**What you will do:**
Go through the data below and gather each line containing "JSON".
>>>>
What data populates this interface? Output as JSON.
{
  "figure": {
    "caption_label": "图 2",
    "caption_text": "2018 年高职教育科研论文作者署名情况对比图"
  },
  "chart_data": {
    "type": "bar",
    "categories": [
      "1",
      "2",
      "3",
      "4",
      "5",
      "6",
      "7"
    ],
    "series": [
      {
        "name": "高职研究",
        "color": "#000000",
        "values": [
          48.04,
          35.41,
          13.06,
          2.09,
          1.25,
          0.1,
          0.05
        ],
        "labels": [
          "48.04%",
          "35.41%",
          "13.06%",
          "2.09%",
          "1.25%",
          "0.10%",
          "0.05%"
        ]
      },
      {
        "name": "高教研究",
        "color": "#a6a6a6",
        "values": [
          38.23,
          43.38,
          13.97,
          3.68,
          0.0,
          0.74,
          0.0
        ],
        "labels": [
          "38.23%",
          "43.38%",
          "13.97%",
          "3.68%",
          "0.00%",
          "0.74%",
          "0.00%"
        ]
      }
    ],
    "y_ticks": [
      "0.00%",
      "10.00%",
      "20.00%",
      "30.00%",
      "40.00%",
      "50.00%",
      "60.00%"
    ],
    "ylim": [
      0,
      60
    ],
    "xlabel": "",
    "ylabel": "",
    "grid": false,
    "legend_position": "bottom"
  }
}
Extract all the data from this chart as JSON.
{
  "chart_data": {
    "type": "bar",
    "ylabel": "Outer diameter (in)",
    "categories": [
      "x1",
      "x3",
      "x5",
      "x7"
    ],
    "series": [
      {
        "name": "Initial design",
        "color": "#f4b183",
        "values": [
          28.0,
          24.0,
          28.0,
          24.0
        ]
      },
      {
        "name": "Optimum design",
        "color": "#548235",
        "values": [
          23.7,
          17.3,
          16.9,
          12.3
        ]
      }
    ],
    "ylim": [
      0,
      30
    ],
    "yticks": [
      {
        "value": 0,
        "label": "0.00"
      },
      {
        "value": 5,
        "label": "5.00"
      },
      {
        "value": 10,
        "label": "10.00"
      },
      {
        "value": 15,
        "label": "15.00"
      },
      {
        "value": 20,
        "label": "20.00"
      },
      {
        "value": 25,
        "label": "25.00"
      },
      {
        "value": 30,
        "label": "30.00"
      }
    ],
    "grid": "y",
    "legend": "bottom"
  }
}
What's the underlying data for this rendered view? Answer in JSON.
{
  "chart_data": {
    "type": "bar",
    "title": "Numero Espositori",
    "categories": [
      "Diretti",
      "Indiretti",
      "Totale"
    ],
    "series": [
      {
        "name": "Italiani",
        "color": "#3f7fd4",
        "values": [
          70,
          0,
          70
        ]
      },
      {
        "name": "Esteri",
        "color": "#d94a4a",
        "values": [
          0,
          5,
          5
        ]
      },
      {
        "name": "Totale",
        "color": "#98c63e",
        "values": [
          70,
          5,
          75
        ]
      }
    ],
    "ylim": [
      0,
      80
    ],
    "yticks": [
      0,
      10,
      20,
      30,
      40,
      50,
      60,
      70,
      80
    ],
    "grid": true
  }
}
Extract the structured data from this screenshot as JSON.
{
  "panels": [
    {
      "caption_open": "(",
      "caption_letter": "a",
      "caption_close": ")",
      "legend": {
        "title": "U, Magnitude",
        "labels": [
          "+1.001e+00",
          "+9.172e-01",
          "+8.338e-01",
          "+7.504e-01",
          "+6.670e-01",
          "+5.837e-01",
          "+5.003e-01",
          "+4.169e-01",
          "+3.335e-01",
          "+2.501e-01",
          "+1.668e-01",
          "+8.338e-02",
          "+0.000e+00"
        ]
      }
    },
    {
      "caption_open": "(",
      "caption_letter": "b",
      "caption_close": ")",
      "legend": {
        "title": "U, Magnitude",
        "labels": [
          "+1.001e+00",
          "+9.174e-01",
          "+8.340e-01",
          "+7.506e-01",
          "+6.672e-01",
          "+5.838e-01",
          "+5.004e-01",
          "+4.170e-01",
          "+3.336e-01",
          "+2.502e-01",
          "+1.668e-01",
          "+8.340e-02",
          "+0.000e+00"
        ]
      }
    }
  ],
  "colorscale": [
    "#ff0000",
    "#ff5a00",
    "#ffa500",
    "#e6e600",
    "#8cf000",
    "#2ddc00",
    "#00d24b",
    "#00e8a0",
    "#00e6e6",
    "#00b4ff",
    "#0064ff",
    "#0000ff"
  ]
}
<<<<
**Written response:**
What data populates this interface? Output as JSON.
Extract all the data from this chart as JSON.
What's the underlying data for this rendered view? Answer in JSON.
Extract the structured data from this screenshot as JSON.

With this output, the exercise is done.